- Problem: Among the entries, which lines carry the string "JSON"? Copy each of them.

- Record extracts:
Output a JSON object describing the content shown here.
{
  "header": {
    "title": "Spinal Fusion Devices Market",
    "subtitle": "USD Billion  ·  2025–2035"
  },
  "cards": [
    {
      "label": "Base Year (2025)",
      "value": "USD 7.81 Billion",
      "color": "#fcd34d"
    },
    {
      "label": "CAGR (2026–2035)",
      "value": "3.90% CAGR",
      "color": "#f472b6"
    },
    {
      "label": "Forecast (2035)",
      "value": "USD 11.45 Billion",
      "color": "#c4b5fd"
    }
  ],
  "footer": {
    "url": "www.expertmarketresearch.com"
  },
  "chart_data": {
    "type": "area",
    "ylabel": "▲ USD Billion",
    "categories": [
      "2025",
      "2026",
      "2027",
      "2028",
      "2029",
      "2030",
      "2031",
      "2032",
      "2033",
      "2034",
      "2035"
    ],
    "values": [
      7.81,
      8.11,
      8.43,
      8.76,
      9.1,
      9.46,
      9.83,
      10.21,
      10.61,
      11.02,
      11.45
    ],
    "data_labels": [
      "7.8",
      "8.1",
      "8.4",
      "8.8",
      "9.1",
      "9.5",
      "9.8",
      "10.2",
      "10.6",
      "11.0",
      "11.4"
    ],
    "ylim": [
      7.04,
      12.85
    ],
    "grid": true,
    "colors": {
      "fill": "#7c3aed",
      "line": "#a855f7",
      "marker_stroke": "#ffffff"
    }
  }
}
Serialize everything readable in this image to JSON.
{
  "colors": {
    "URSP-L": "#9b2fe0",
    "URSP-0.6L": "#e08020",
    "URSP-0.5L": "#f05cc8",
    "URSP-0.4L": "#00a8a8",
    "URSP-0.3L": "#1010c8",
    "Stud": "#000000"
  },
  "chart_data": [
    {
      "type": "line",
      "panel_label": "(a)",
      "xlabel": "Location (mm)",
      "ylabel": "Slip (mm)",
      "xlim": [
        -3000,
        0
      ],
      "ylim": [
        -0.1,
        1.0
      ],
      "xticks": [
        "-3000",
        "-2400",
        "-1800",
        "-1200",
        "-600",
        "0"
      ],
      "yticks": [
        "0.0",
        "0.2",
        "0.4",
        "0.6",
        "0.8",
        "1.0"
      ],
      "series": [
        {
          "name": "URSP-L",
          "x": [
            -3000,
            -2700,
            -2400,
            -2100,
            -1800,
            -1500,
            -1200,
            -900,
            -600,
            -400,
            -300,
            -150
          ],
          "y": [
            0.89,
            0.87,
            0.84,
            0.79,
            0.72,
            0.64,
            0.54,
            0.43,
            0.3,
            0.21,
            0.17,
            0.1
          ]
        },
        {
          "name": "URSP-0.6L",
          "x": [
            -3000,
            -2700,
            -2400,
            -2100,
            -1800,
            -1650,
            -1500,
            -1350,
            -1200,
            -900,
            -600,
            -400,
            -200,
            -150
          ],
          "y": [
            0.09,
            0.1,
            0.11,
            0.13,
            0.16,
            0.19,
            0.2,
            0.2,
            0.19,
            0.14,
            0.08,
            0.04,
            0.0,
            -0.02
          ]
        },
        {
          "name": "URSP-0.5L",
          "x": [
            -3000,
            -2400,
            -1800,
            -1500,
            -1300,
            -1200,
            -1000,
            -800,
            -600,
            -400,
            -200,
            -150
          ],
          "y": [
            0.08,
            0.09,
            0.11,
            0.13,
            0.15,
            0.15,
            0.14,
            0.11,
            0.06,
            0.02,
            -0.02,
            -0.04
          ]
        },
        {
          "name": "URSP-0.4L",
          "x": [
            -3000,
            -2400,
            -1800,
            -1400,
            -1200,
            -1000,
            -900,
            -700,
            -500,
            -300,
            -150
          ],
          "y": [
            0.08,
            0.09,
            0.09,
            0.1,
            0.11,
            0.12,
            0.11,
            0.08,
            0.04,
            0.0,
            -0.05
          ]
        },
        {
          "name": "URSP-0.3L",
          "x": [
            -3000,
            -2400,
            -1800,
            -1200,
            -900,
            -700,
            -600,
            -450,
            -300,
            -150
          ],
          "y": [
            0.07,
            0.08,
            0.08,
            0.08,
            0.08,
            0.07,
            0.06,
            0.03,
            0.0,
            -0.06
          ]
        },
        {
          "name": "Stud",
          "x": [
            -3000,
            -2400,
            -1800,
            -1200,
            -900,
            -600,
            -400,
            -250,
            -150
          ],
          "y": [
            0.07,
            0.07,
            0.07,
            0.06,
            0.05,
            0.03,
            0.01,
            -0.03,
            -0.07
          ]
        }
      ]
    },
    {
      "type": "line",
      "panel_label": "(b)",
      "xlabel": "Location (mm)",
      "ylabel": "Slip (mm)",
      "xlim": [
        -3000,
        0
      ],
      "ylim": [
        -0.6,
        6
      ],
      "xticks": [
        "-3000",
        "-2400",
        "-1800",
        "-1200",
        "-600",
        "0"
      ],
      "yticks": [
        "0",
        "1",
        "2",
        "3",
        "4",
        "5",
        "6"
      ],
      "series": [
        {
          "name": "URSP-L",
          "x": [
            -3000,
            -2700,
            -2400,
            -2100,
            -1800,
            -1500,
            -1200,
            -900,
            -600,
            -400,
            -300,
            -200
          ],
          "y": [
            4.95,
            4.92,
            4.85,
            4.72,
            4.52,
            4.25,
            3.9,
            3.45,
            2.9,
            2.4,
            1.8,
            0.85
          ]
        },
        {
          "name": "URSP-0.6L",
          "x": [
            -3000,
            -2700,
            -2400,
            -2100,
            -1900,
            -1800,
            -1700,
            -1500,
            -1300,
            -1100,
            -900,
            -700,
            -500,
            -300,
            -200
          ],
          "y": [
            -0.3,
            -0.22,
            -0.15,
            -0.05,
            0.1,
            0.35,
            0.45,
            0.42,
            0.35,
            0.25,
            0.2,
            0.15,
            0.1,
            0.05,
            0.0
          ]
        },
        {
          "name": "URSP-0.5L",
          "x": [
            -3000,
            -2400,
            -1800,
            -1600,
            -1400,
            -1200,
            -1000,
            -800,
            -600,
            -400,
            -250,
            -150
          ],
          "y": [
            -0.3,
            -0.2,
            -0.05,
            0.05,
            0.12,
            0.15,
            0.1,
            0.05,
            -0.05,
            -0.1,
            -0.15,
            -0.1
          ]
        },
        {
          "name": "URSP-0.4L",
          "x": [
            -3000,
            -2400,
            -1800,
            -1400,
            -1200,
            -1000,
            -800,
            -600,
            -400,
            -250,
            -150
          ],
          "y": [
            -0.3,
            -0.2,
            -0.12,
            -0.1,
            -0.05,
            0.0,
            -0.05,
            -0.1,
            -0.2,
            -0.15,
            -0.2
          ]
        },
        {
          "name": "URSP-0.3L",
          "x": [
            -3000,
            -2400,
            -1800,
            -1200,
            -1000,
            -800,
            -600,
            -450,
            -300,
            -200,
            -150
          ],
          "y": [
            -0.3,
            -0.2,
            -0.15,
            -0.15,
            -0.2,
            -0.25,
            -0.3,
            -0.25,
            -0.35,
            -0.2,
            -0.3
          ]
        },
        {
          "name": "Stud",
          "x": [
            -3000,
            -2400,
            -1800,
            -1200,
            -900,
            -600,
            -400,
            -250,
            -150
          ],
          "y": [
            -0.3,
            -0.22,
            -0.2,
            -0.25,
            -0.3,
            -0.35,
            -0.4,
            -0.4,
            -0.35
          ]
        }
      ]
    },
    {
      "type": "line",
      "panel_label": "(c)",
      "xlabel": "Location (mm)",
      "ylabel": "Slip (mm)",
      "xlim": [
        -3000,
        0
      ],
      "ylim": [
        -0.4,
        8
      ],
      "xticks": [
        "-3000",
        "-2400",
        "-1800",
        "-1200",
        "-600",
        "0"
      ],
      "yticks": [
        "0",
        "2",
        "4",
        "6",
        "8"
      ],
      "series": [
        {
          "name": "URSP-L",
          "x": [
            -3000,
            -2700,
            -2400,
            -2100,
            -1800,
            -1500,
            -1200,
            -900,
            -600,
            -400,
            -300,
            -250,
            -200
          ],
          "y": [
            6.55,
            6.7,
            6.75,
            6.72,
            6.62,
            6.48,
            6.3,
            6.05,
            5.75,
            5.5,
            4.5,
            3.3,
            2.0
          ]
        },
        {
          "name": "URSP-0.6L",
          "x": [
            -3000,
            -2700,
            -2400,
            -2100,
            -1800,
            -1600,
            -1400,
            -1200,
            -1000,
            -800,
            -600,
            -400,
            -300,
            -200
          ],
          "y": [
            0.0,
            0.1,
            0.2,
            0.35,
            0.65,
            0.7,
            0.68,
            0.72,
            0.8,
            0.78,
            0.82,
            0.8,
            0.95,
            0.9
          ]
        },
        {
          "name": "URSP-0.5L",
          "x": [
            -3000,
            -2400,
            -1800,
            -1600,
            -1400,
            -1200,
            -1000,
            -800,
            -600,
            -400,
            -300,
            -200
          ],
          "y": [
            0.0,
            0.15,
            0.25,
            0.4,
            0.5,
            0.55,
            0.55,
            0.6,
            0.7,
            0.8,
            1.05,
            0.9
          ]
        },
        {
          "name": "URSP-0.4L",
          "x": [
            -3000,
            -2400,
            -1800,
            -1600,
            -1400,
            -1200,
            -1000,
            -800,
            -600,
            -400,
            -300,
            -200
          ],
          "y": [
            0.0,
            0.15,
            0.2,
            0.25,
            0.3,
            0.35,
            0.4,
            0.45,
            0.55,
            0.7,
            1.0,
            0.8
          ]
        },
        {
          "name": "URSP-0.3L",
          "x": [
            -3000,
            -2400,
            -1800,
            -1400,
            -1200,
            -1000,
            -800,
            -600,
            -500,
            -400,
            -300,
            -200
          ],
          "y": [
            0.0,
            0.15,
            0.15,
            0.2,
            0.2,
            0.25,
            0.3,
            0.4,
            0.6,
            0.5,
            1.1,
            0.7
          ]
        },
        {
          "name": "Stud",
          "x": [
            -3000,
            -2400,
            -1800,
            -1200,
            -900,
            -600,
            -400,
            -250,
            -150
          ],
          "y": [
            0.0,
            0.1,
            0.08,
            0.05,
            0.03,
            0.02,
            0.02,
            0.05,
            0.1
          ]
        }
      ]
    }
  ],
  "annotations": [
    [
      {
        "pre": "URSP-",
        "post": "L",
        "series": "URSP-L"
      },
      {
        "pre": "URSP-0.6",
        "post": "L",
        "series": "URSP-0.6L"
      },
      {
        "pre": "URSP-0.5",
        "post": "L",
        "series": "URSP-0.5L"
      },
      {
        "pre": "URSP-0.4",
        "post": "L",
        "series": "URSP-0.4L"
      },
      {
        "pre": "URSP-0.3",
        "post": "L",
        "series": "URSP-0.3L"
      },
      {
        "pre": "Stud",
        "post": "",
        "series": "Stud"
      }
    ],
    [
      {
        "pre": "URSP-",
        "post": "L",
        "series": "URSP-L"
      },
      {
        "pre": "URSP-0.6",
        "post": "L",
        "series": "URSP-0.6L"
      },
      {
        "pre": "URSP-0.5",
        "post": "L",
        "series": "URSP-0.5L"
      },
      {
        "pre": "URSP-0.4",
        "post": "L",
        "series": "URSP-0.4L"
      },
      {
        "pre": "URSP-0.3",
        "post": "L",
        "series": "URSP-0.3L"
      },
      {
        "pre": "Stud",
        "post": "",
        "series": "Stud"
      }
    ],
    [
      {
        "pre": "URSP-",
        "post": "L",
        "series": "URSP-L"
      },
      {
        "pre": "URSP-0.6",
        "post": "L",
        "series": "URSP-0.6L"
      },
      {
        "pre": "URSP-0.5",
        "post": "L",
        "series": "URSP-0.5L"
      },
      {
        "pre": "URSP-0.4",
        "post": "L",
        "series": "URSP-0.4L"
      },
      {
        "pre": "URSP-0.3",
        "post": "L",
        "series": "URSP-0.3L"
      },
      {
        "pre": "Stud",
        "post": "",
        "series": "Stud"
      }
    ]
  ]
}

- Written answer:
Output a JSON object describing the content shown here.
Serialize everything readable in this image to JSON.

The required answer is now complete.